EXERCISE MATERIAL:
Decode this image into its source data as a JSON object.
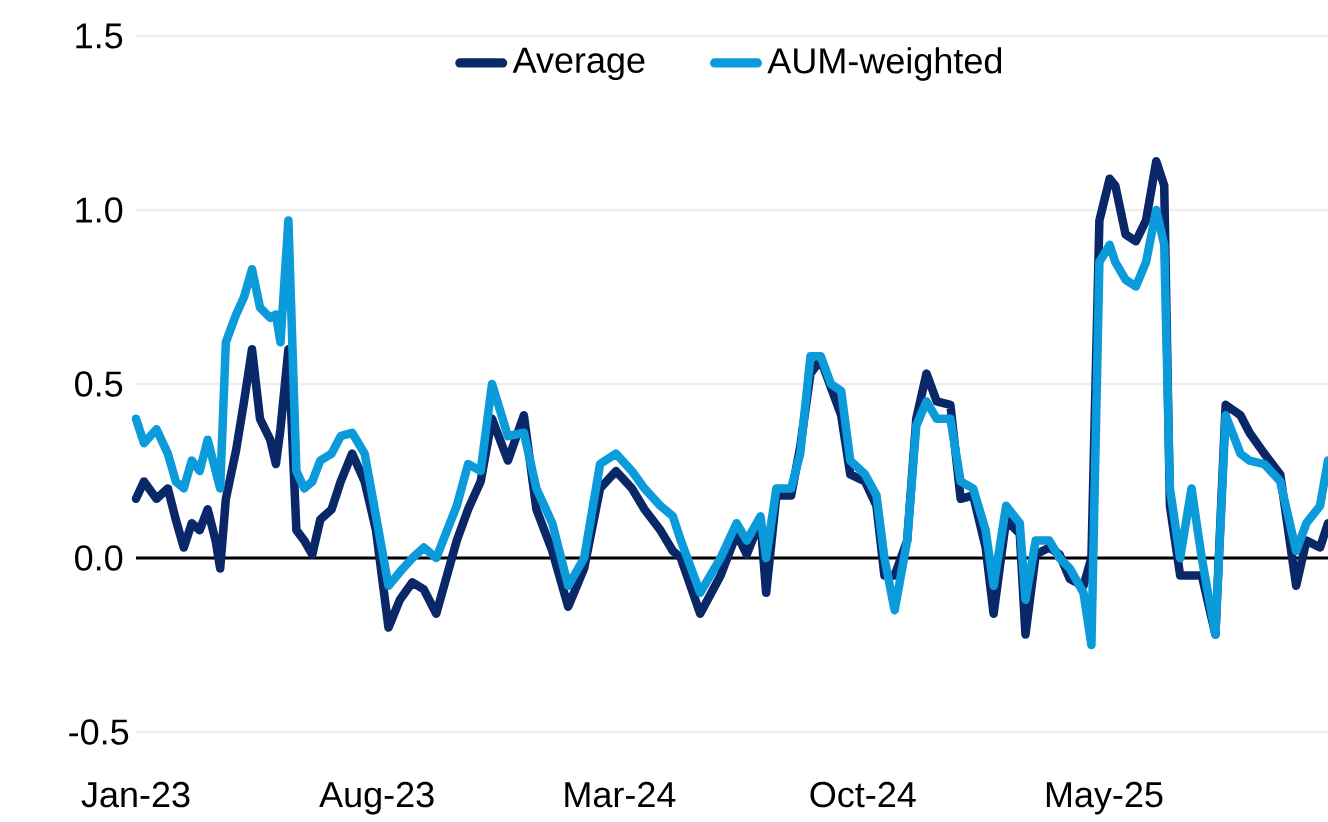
{
  "chart_data": {
    "type": "line",
    "x": [
      "2023-01-01",
      "2023-01-08",
      "2023-01-19",
      "2023-01-29",
      "2023-02-05",
      "2023-02-12",
      "2023-02-19",
      "2023-02-26",
      "2023-03-05",
      "2023-03-12",
      "2023-03-16",
      "2023-03-21",
      "2023-03-30",
      "2023-04-06",
      "2023-04-13",
      "2023-04-20",
      "2023-04-29",
      "2023-05-04",
      "2023-05-08",
      "2023-05-15",
      "2023-05-22",
      "2023-05-29",
      "2023-06-05",
      "2023-06-12",
      "2023-06-22",
      "2023-06-30",
      "2023-07-10",
      "2023-07-21",
      "2023-07-31",
      "2023-08-11",
      "2023-08-21",
      "2023-09-01",
      "2023-09-11",
      "2023-09-22",
      "2023-10-10",
      "2023-10-20",
      "2023-10-31",
      "2023-11-10",
      "2023-11-24",
      "2023-12-08",
      "2023-12-19",
      "2024-01-02",
      "2024-01-16",
      "2024-01-30",
      "2024-02-13",
      "2024-02-27",
      "2024-03-12",
      "2024-03-23",
      "2024-04-06",
      "2024-04-17",
      "2024-04-24",
      "2024-05-11",
      "2024-05-29",
      "2024-06-12",
      "2024-06-21",
      "2024-07-03",
      "2024-07-08",
      "2024-07-17",
      "2024-07-30",
      "2024-08-07",
      "2024-08-16",
      "2024-08-25",
      "2024-09-03",
      "2024-09-12",
      "2024-09-20",
      "2024-10-03",
      "2024-10-13",
      "2024-10-20",
      "2024-10-29",
      "2024-11-09",
      "2024-11-17",
      "2024-11-26",
      "2024-12-05",
      "2024-12-17",
      "2024-12-26",
      "2025-01-06",
      "2025-01-17",
      "2025-01-24",
      "2025-02-04",
      "2025-02-16",
      "2025-02-21",
      "2025-03-02",
      "2025-03-14",
      "2025-03-23",
      "2025-04-01",
      "2025-04-13",
      "2025-04-20",
      "2025-04-27",
      "2025-05-06",
      "2025-05-11",
      "2025-05-20",
      "2025-05-29",
      "2025-06-07",
      "2025-06-16",
      "2025-06-23",
      "2025-06-28",
      "2025-07-07",
      "2025-07-17",
      "2025-07-26",
      "2025-08-07",
      "2025-08-16",
      "2025-08-29",
      "2025-09-06",
      "2025-09-19",
      "2025-10-03",
      "2025-10-17",
      "2025-10-26",
      "2025-11-07",
      "2025-11-14"
    ],
    "series": [
      {
        "name": "Average",
        "color": "#0a2868",
        "values": [
          0.17,
          0.22,
          0.17,
          0.2,
          0.11,
          0.03,
          0.1,
          0.08,
          0.14,
          0.05,
          -0.03,
          0.17,
          0.31,
          0.45,
          0.6,
          0.4,
          0.34,
          0.27,
          0.37,
          0.6,
          0.08,
          0.05,
          0.01,
          0.11,
          0.14,
          0.22,
          0.3,
          0.22,
          0.08,
          -0.2,
          -0.12,
          -0.07,
          -0.09,
          -0.16,
          0.05,
          0.14,
          0.22,
          0.4,
          0.28,
          0.41,
          0.14,
          0.02,
          -0.14,
          -0.03,
          0.2,
          0.25,
          0.2,
          0.14,
          0.08,
          0.02,
          0.0,
          -0.16,
          -0.05,
          0.07,
          0.01,
          0.11,
          -0.1,
          0.18,
          0.18,
          0.32,
          0.53,
          0.57,
          0.49,
          0.41,
          0.24,
          0.22,
          0.15,
          -0.05,
          -0.05,
          0.05,
          0.4,
          0.53,
          0.45,
          0.44,
          0.17,
          0.18,
          0.03,
          -0.16,
          0.11,
          0.07,
          -0.22,
          0.01,
          0.03,
          0.01,
          -0.06,
          -0.08,
          0.0,
          0.97,
          1.09,
          1.07,
          0.93,
          0.91,
          0.97,
          1.14,
          1.07,
          0.15,
          -0.05,
          -0.05,
          -0.05,
          -0.22,
          0.44,
          0.41,
          0.36,
          0.3,
          0.24,
          -0.08,
          0.05,
          0.03,
          0.1
        ]
      },
      {
        "name": "AUM-weighted",
        "color": "#0b9bdb",
        "values": [
          0.4,
          0.33,
          0.37,
          0.3,
          0.22,
          0.2,
          0.28,
          0.25,
          0.34,
          0.25,
          0.2,
          0.62,
          0.7,
          0.75,
          0.83,
          0.72,
          0.69,
          0.7,
          0.62,
          0.97,
          0.25,
          0.2,
          0.22,
          0.28,
          0.3,
          0.35,
          0.36,
          0.3,
          0.12,
          -0.08,
          -0.04,
          0.0,
          0.03,
          0.0,
          0.15,
          0.27,
          0.25,
          0.5,
          0.35,
          0.36,
          0.2,
          0.1,
          -0.08,
          0.0,
          0.27,
          0.3,
          0.25,
          0.2,
          0.15,
          0.12,
          0.05,
          -0.1,
          0.0,
          0.1,
          0.05,
          0.12,
          0.0,
          0.2,
          0.2,
          0.3,
          0.58,
          0.58,
          0.5,
          0.48,
          0.28,
          0.24,
          0.18,
          0.0,
          -0.15,
          0.05,
          0.38,
          0.45,
          0.4,
          0.4,
          0.22,
          0.2,
          0.08,
          -0.08,
          0.15,
          0.1,
          -0.12,
          0.05,
          0.05,
          0.0,
          -0.03,
          -0.1,
          -0.25,
          0.85,
          0.9,
          0.85,
          0.8,
          0.78,
          0.85,
          1.0,
          0.9,
          0.2,
          0.0,
          0.2,
          0.0,
          -0.22,
          0.41,
          0.3,
          0.28,
          0.27,
          0.22,
          0.02,
          0.1,
          0.15,
          0.28
        ]
      }
    ],
    "xlim": [
      "2023-01-01",
      "2025-11-14"
    ],
    "xticks": [
      {
        "value": "2023-01-01",
        "label": "Jan-23"
      },
      {
        "value": "2023-08-01",
        "label": "Aug-23"
      },
      {
        "value": "2024-03-01",
        "label": "Mar-24"
      },
      {
        "value": "2024-10-01",
        "label": "Oct-24"
      },
      {
        "value": "2025-05-01",
        "label": "May-25"
      }
    ],
    "ylim": [
      -0.5,
      1.5
    ],
    "yticks": [
      {
        "value": -0.5,
        "label": "-0.5"
      },
      {
        "value": 0,
        "label": "0.0"
      },
      {
        "value": 0.5,
        "label": "0.5"
      },
      {
        "value": 1.0,
        "label": "1.0"
      },
      {
        "value": 1.5,
        "label": "1.5"
      }
    ],
    "ref_lines": [
      {
        "axis": "y",
        "value": 0,
        "color": "#000000"
      }
    ],
    "grid": "y",
    "legend": "top",
    "marker": "none",
    "line_style": "solid"
  }
}
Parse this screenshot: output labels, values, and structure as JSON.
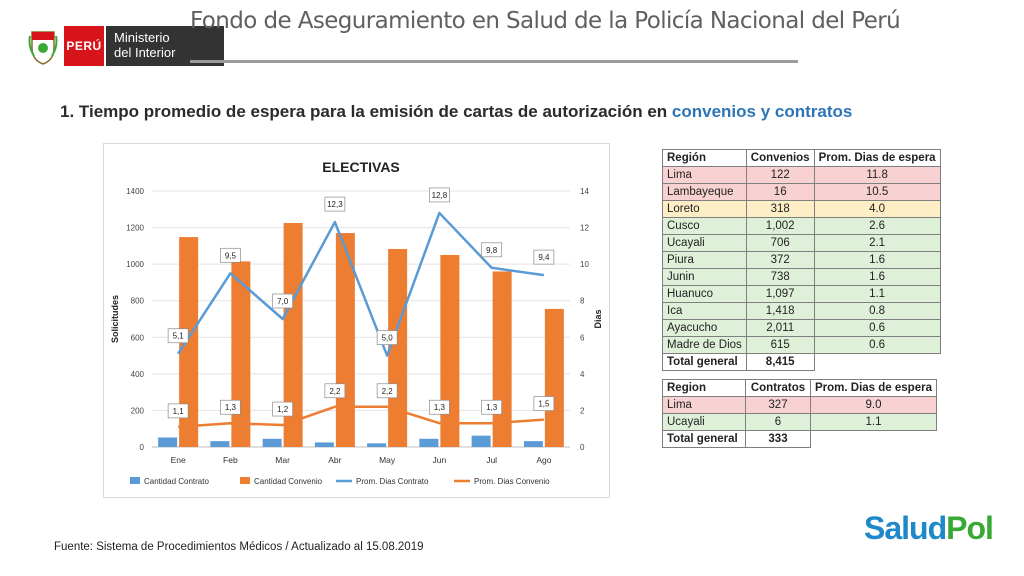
{
  "header": {
    "brand_peru": "PERÚ",
    "ministry_line1": "Ministerio",
    "ministry_line2": "del Interior",
    "title": "Fondo de Aseguramiento en Salud de la Policía Nacional del Perú"
  },
  "section": {
    "title_prefix": "1. Tiempo promedio de espera para la emisión de cartas de autorización en ",
    "title_highlight": "convenios y contratos"
  },
  "colors": {
    "contrato": "#5b9bd5",
    "convenio": "#ed7d31",
    "highlight": "#2e75b6"
  },
  "chart_data": {
    "type": "bar",
    "title": "ELECTIVAS",
    "categories": [
      "Ene",
      "Feb",
      "Mar",
      "Abr",
      "May",
      "Jun",
      "Jul",
      "Ago"
    ],
    "ylabel": "Solicitudes",
    "y2label": "Dias",
    "ylim": [
      0,
      1400
    ],
    "y2lim": [
      0,
      14
    ],
    "yticks": [
      "0",
      "200",
      "400",
      "600",
      "800",
      "1000",
      "1200",
      "1400"
    ],
    "y2ticks": [
      "0",
      "2",
      "4",
      "6",
      "8",
      "10",
      "12",
      "14"
    ],
    "series": [
      {
        "name": "Cantidad Contrato",
        "type": "bar",
        "axis": "left",
        "color": "#5b9bd5",
        "values": [
          52,
          32,
          45,
          25,
          20,
          45,
          62,
          32
        ]
      },
      {
        "name": "Cantidad Convenio",
        "type": "bar",
        "axis": "left",
        "color": "#ed7d31",
        "values": [
          1148,
          1015,
          1225,
          1170,
          1083,
          1050,
          960,
          755
        ]
      },
      {
        "name": "Prom. Dias Contrato",
        "type": "line",
        "axis": "right",
        "color": "#5b9bd5",
        "values": [
          5.1,
          9.5,
          7.0,
          12.3,
          5.0,
          12.8,
          9.8,
          9.4
        ],
        "labels": [
          "5,1",
          "9,5",
          "7,0",
          "12,3",
          "5,0",
          "12,8",
          "9,8",
          "9,4"
        ]
      },
      {
        "name": "Prom. Dias Convenio",
        "type": "line",
        "axis": "right",
        "color": "#ed7d31",
        "values": [
          1.1,
          1.3,
          1.2,
          2.2,
          2.2,
          1.3,
          1.3,
          1.5
        ],
        "labels": [
          "1,1",
          "1,3",
          "1,2",
          "2,2",
          "2,2",
          "1,3",
          "1,3",
          "1,5"
        ]
      }
    ],
    "legend": [
      "Cantidad Contrato",
      "Cantidad Convenio",
      "Prom. Dias Contrato",
      "Prom. Dias Convenio"
    ]
  },
  "table_convenios": {
    "headers": [
      "Región",
      "Convenios",
      "Prom. Dias de espera"
    ],
    "rows": [
      {
        "region": "Lima",
        "count": "122",
        "days": "11.8",
        "level": "red"
      },
      {
        "region": "Lambayeque",
        "count": "16",
        "days": "10.5",
        "level": "red"
      },
      {
        "region": "Loreto",
        "count": "318",
        "days": "4.0",
        "level": "yellow"
      },
      {
        "region": "Cusco",
        "count": "1,002",
        "days": "2.6",
        "level": "green"
      },
      {
        "region": "Ucayali",
        "count": "706",
        "days": "2.1",
        "level": "green"
      },
      {
        "region": "Piura",
        "count": "372",
        "days": "1.6",
        "level": "green"
      },
      {
        "region": "Junin",
        "count": "738",
        "days": "1.6",
        "level": "green"
      },
      {
        "region": "Huanuco",
        "count": "1,097",
        "days": "1.1",
        "level": "green"
      },
      {
        "region": "Ica",
        "count": "1,418",
        "days": "0.8",
        "level": "green"
      },
      {
        "region": "Ayacucho",
        "count": "2,011",
        "days": "0.6",
        "level": "green"
      },
      {
        "region": "Madre de Dios",
        "count": "615",
        "days": "0.6",
        "level": "green"
      }
    ],
    "total_label": "Total general",
    "total_value": "8,415"
  },
  "table_contratos": {
    "headers": [
      "Region",
      "Contratos",
      "Prom. Dias de espera"
    ],
    "rows": [
      {
        "region": "Lima",
        "count": "327",
        "days": "9.0",
        "level": "red"
      },
      {
        "region": "Ucayali",
        "count": "6",
        "days": "1.1",
        "level": "green"
      }
    ],
    "total_label": "Total general",
    "total_value": "333"
  },
  "footer": {
    "source": "Fuente: Sistema de Procedimientos Médicos / Actualizado al 15.08.2019"
  },
  "logo": {
    "part1": "Salud",
    "part2": "Pol"
  }
}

DESCRIPTION OF THE TASK: Which lines above contain the word "Salud"? Copy each of them.

ANSWER TO THIS PROBLEM:
    "title": "Fondo de Aseguramiento en Salud de la Policía Nacional del Perú"
    "part1": "Salud",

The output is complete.